[BEGIN Passage shown]

January 31, 2023 - 3:19pm

Almost seven years on from the EU referendum and our tedious, unending national row over Brexit continues unabated, each side just as bad as they were during the campaign itself. Today’s gloomy report from the IMF is just the latest shot of vodka sustaining this now slurring debate, which has somehow never quite found a way to sober up long after everyone else has got up from the table and gone to bed. 

Britain will have the worst economic growth in the developed world this year, according to the IMF, contracting by 0.9% while much of the rest of Europe pulls away. To many, it’s all Brexit’s fault, of course. Is anything not?

Yet at the same time, the very same IMF believes that Britain’s medium-term prospects are, well, fine — albeit distinctly mediocre. According to the body, British growth will likely stabilise at 1.5% by 2027, which is higher than that of Italy, Germany and the wider eurozone in general. Should we put much stock in this number? Probably not, but still, our national debate over Brexit should not bounce from hysteria over one set of forecasts from an organisation while ignoring another.

[END Passage shown]
[BEGIN Entries provided]

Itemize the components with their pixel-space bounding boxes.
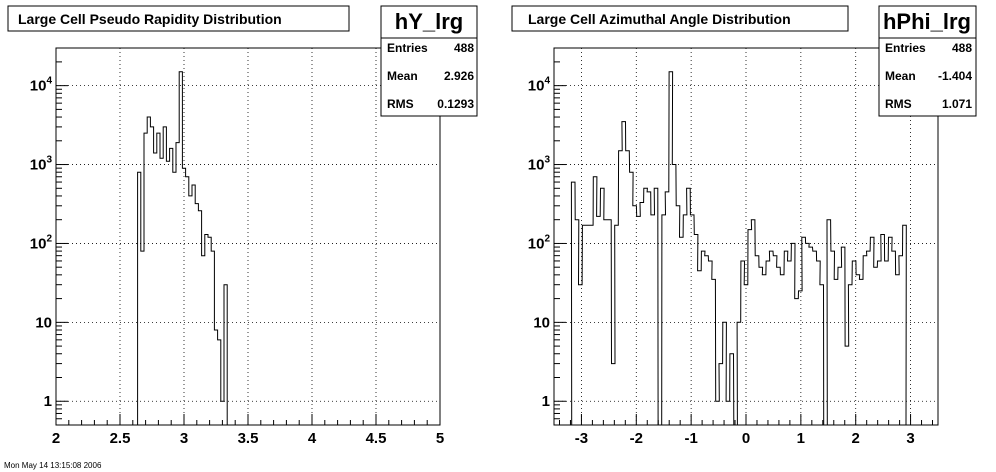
right-stat-entries-value: 488 bbox=[952, 41, 972, 55]
right-stat-entries-label: Entries bbox=[885, 41, 926, 55]
left-stat-mean-value: 2.926 bbox=[444, 69, 474, 83]
left-stats-box: hY_lrg Entries 488 Mean 2.926 RMS 0.1293 bbox=[380, 5, 478, 117]
left-stat-rms-value: 0.1293 bbox=[437, 97, 474, 111]
right-x-tick-labels: -3 -2 -1 0 1 2 3 bbox=[575, 430, 915, 447]
x-tick-label: 3 bbox=[906, 430, 914, 447]
right-y-tick-labels: 1 10 102 103 104 bbox=[528, 76, 551, 411]
right-histogram-line bbox=[568, 71, 910, 426]
right-stat-rms-value: 1.071 bbox=[942, 97, 972, 111]
left-title: Large Cell Pseudo Rapidity Distribution bbox=[18, 11, 282, 27]
y-tick-label: 10 bbox=[35, 314, 52, 331]
right-ticks bbox=[554, 61, 934, 425]
right-stat-mean-value: -1.404 bbox=[938, 69, 972, 83]
x-tick-label: 4 bbox=[308, 430, 317, 447]
x-tick-label: 2.5 bbox=[110, 430, 131, 447]
x-tick-label: 3.5 bbox=[238, 430, 259, 447]
left-histogram-panel: Large Cell Pseudo Rapidity Distribution … bbox=[7, 5, 478, 447]
left-x-tick-labels: 2 2.5 3 3.5 4 4.5 5 bbox=[52, 430, 444, 447]
x-tick-label: 2 bbox=[852, 430, 860, 447]
x-tick-label: -3 bbox=[575, 430, 588, 447]
y-tick-label: 102 bbox=[528, 233, 551, 252]
right-stat-rms-label: RMS bbox=[885, 97, 912, 111]
right-title-box bbox=[511, 5, 849, 32]
x-tick-label: -1 bbox=[684, 430, 697, 447]
right-stat-mean-label: Mean bbox=[885, 69, 916, 83]
y-tick-label: 104 bbox=[528, 76, 551, 95]
right-histogram-name: hPhi_lrg bbox=[883, 9, 971, 34]
y-tick-label: 10 bbox=[533, 314, 550, 331]
x-tick-label: 1 bbox=[797, 430, 805, 447]
y-tick-label: 1 bbox=[542, 393, 550, 410]
y-tick-label: 103 bbox=[528, 155, 551, 174]
x-tick-label: -2 bbox=[630, 430, 643, 447]
x-tick-label: 2 bbox=[52, 430, 60, 447]
left-stat-mean-label: Mean bbox=[387, 69, 418, 83]
left-stat-entries-label: Entries bbox=[387, 41, 428, 55]
x-tick-label: 4.5 bbox=[366, 430, 387, 447]
right-title: Large Cell Azimuthal Angle Distribution bbox=[528, 11, 791, 27]
y-tick-label: 102 bbox=[30, 233, 53, 252]
x-tick-label: 3 bbox=[180, 430, 188, 447]
timestamp-footer: Mon May 14 13:15:08 2006 bbox=[4, 461, 102, 470]
left-ticks bbox=[55, 61, 441, 425]
left-stat-rms-label: RMS bbox=[387, 97, 414, 111]
x-tick-label: 0 bbox=[742, 430, 750, 447]
y-tick-label: 103 bbox=[30, 155, 53, 174]
right-histogram-panel: Large Cell Azimuthal Angle Distribution … bbox=[511, 5, 977, 447]
left-histogram-line bbox=[134, 71, 231, 426]
x-tick-label: 5 bbox=[436, 430, 444, 447]
left-title-box bbox=[7, 5, 350, 32]
left-y-tick-labels: 1 10 102 103 104 bbox=[30, 76, 53, 411]
right-stats-box: hPhi_lrg Entries 488 Mean -1.404 RMS 1.0… bbox=[878, 5, 977, 117]
left-histogram-name: hY_lrg bbox=[395, 9, 463, 34]
y-tick-label: 104 bbox=[30, 76, 53, 95]
right-grid bbox=[554, 48, 938, 425]
left-grid bbox=[56, 48, 440, 425]
y-tick-label: 1 bbox=[44, 393, 52, 410]
left-stat-entries-value: 488 bbox=[454, 41, 474, 55]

[END Entries provided]

Please continue the piece on the Brexit debate and the IMF forecasts from where it stops, keeping its tone.

British growth is predicted to stabilise at 1.5% by 2027, which is higher than that of Italy, Germany and the wider eurozone

None of this means Brexit was a good idea, or indeed a bad one. That is a different question. Most economists believe Britain’s economic growth would have been stronger had the country voted to remain in 2016. But it didn’t. The banal reality is that since 2016 Britain’s growth has been mediocre and will likely continue to be mediocre for some time to come. But in this respect, Britain is not so different from most of its European peers. According to the OECD, between 2016 and 2024, Britain’s economy will have grown at almost exactly the same rate as Germany’s.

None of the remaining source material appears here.